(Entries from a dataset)

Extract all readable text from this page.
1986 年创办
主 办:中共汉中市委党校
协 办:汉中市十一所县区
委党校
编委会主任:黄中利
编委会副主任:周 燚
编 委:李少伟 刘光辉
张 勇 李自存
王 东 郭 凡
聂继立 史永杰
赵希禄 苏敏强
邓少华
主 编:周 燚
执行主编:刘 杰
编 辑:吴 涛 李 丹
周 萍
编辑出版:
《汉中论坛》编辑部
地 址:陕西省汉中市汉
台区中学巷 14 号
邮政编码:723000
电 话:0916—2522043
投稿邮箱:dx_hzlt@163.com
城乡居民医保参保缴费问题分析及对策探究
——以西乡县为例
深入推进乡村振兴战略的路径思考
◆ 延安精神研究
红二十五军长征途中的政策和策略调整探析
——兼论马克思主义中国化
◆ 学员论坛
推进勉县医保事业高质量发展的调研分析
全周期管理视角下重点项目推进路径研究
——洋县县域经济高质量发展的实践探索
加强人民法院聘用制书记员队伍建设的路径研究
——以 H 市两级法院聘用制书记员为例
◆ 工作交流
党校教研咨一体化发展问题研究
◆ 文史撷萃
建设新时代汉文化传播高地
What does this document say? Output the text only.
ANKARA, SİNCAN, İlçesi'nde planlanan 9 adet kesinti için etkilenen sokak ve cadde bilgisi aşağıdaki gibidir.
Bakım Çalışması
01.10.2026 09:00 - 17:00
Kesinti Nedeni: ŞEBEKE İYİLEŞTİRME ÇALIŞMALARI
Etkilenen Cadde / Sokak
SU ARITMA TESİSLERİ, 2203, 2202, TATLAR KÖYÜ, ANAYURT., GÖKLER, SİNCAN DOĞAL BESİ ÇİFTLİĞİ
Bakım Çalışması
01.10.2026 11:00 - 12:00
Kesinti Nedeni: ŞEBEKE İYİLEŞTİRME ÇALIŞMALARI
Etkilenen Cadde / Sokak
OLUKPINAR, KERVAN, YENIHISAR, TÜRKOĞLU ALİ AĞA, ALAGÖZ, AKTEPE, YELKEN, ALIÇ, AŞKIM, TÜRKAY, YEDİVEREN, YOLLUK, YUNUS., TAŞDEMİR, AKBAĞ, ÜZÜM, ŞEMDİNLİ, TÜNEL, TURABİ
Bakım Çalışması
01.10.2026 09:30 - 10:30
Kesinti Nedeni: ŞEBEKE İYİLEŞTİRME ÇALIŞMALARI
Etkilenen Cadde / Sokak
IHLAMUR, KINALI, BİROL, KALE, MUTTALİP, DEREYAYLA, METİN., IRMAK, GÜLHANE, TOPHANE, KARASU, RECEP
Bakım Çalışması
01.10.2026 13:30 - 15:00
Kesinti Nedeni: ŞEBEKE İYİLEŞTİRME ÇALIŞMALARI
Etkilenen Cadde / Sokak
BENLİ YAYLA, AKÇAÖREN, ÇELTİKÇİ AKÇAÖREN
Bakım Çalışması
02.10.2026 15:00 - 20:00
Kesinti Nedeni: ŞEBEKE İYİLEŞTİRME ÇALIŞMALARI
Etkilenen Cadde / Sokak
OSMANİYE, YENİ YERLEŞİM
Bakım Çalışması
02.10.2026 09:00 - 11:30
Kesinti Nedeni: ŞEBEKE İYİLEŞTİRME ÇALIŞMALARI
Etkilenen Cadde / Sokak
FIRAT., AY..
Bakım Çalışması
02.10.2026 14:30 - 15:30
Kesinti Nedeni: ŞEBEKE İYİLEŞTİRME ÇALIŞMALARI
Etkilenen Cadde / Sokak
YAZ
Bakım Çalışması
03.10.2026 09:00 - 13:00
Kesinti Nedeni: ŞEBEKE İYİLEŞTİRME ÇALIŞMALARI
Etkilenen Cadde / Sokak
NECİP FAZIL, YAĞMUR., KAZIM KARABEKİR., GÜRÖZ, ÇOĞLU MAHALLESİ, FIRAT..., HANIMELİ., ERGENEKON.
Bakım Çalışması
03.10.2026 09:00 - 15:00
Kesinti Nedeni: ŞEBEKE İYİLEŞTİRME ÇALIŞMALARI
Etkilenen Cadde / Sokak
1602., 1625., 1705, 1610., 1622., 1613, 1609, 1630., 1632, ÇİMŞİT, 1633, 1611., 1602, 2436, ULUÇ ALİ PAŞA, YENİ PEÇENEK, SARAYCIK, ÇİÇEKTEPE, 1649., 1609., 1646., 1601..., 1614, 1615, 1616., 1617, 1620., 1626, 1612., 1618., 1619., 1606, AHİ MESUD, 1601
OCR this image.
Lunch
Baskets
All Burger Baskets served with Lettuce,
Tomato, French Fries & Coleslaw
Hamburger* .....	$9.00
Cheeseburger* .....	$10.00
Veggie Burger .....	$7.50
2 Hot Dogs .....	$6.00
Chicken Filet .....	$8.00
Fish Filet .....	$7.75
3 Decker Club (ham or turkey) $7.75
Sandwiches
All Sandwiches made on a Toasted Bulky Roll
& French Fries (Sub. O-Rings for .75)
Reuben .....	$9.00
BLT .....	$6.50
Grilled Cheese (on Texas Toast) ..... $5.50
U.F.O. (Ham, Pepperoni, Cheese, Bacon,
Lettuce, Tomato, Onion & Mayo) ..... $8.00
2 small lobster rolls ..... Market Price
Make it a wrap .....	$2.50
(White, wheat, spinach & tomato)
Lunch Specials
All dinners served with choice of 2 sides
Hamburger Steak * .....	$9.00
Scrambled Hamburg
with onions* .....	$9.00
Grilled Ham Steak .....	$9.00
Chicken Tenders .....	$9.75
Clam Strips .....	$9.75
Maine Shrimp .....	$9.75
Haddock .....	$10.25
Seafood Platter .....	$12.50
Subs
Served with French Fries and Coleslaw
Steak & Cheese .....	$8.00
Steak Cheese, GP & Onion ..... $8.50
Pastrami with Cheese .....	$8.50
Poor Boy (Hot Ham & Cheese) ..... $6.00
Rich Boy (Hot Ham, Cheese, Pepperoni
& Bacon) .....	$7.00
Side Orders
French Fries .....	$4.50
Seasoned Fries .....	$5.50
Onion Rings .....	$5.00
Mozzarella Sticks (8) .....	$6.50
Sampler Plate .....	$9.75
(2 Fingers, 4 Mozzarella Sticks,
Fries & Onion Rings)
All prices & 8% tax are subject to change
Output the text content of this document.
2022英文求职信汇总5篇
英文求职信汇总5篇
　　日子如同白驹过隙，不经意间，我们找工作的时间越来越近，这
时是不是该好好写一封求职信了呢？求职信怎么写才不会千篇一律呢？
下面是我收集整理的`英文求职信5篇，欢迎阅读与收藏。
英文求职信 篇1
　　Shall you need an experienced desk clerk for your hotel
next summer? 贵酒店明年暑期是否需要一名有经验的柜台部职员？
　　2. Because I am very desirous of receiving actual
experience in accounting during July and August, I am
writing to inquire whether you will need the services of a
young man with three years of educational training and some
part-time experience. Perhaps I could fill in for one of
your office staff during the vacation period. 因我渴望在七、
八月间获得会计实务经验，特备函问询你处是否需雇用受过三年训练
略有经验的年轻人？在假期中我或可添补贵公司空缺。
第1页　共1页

# [Written request]
Your task is to gather every line with the word "FIRAT" and copy it.

# [Answer to this task]
FIRAT., AY..
NECİP FAZIL, YAĞMUR., KAZIM KARABEKİR., GÜRÖZ, ÇOĞLU MAHALLESİ, FIRAT..., HANIMELİ., ERGENEKON.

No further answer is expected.